## Work to complete
Omit all pictures, then retype the data exactly as given.

## Records to use
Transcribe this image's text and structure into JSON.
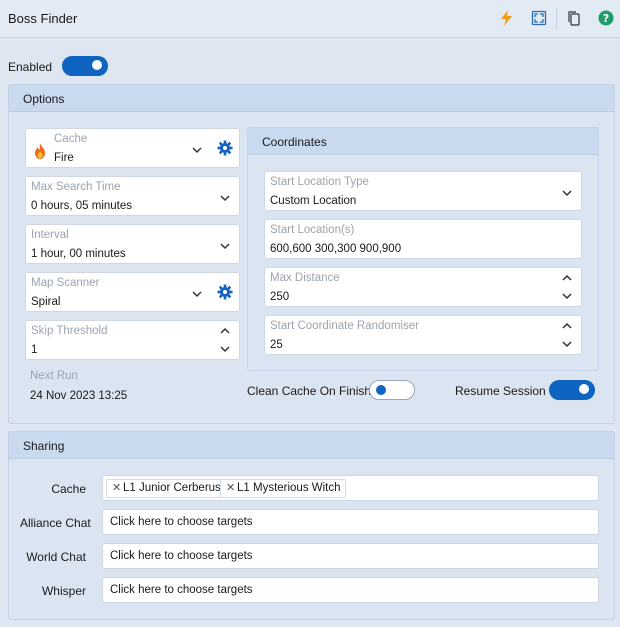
{
  "window": {
    "title": "Boss Finder"
  },
  "toolbar": {
    "icons": [
      "lightning-icon",
      "fullscreen-icon",
      "copy-icon",
      "help-icon"
    ],
    "colors": {
      "lightning": "#f39c12",
      "help": "#1e9e6a"
    }
  },
  "enabled": {
    "label": "Enabled",
    "on": true
  },
  "options": {
    "title": "Options",
    "cache": {
      "label": "Cache",
      "value": "Fire"
    },
    "max_search_time": {
      "label": "Max Search Time",
      "value": "0 hours, 05 minutes"
    },
    "interval": {
      "label": "Interval",
      "value": "1 hour, 00 minutes"
    },
    "map_scanner": {
      "label": "Map Scanner",
      "value": "Spiral"
    },
    "skip_threshold": {
      "label": "Skip Threshold",
      "value": "1"
    },
    "next_run": {
      "label": "Next Run",
      "value": "24 Nov 2023 13:25"
    },
    "coordinates": {
      "title": "Coordinates",
      "start_location_type": {
        "label": "Start Location Type",
        "value": "Custom Location"
      },
      "start_locations": {
        "label": "Start Location(s)",
        "value": "600,600 300,300 900,900"
      },
      "max_distance": {
        "label": "Max Distance",
        "value": "250"
      },
      "start_coordinate_randomiser": {
        "label": "Start Coordinate Randomiser",
        "value": "25"
      }
    },
    "clean_cache_on_finish": {
      "label": "Clean Cache On Finish",
      "on": false
    },
    "resume_session": {
      "label": "Resume Session",
      "on": true
    }
  },
  "sharing": {
    "title": "Sharing",
    "cache": {
      "label": "Cache",
      "chips": [
        "L1 Junior Cerberus",
        "L1 Mysterious Witch"
      ]
    },
    "alliance_chat": {
      "label": "Alliance Chat",
      "placeholder": "Click here to choose targets"
    },
    "world_chat": {
      "label": "World Chat",
      "placeholder": "Click here to choose targets"
    },
    "whisper": {
      "label": "Whisper",
      "placeholder": "Click here to choose targets"
    }
  },
  "colors": {
    "accent": "#0e64c0",
    "panel_header": "#c9d9ee",
    "background": "#dde6f1"
  }
}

## Solution
Transcribe this image's text and structure into JSON.
{
  "window": {
    "title": "Boss Finder"
  },
  "toolbar": {
    "icons": [
      "lightning-icon",
      "fullscreen-icon",
      "copy-icon",
      "help-icon"
    ],
    "colors": {
      "lightning": "#f39c12",
      "help": "#1e9e6a"
    }
  },
  "enabled": {
    "label": "Enabled",
    "on": true
  },
  "options": {
    "title": "Options",
    "cache": {
      "label": "Cache",
      "value": "Fire"
    },
    "max_search_time": {
      "label": "Max Search Time",
      "value": "0 hours, 05 minutes"
    },
    "interval": {
      "label": "Interval",
      "value": "1 hour, 00 minutes"
    },
    "map_scanner": {
      "label": "Map Scanner",
      "value": "Spiral"
    },
    "skip_threshold": {
      "label": "Skip Threshold",
      "value": "1"
    },
    "next_run": {
      "label": "Next Run",
      "value": "24 Nov 2023 13:25"
    },
    "coordinates": {
      "title": "Coordinates",
      "start_location_type": {
        "label": "Start Location Type",
        "value": "Custom Location"
      },
      "start_locations": {
        "label": "Start Location(s)",
        "value": "600,600 300,300 900,900"
      },
      "max_distance": {
        "label": "Max Distance",
        "value": "250"
      },
      "start_coordinate_randomiser": {
        "label": "Start Coordinate Randomiser",
        "value": "25"
      }
    },
    "clean_cache_on_finish": {
      "label": "Clean Cache On Finish",
      "on": false
    },
    "resume_session": {
      "label": "Resume Session",
      "on": true
    }
  },
  "sharing": {
    "title": "Sharing",
    "cache": {
      "label": "Cache",
      "chips": [
        "L1 Junior Cerberus",
        "L1 Mysterious Witch"
      ]
    },
    "alliance_chat": {
      "label": "Alliance Chat",
      "placeholder": "Click here to choose targets"
    },
    "world_chat": {
      "label": "World Chat",
      "placeholder": "Click here to choose targets"
    },
    "whisper": {
      "label": "Whisper",
      "placeholder": "Click here to choose targets"
    }
  },
  "colors": {
    "accent": "#0e64c0",
    "panel_header": "#c9d9ee",
    "background": "#dde6f1"
  }
}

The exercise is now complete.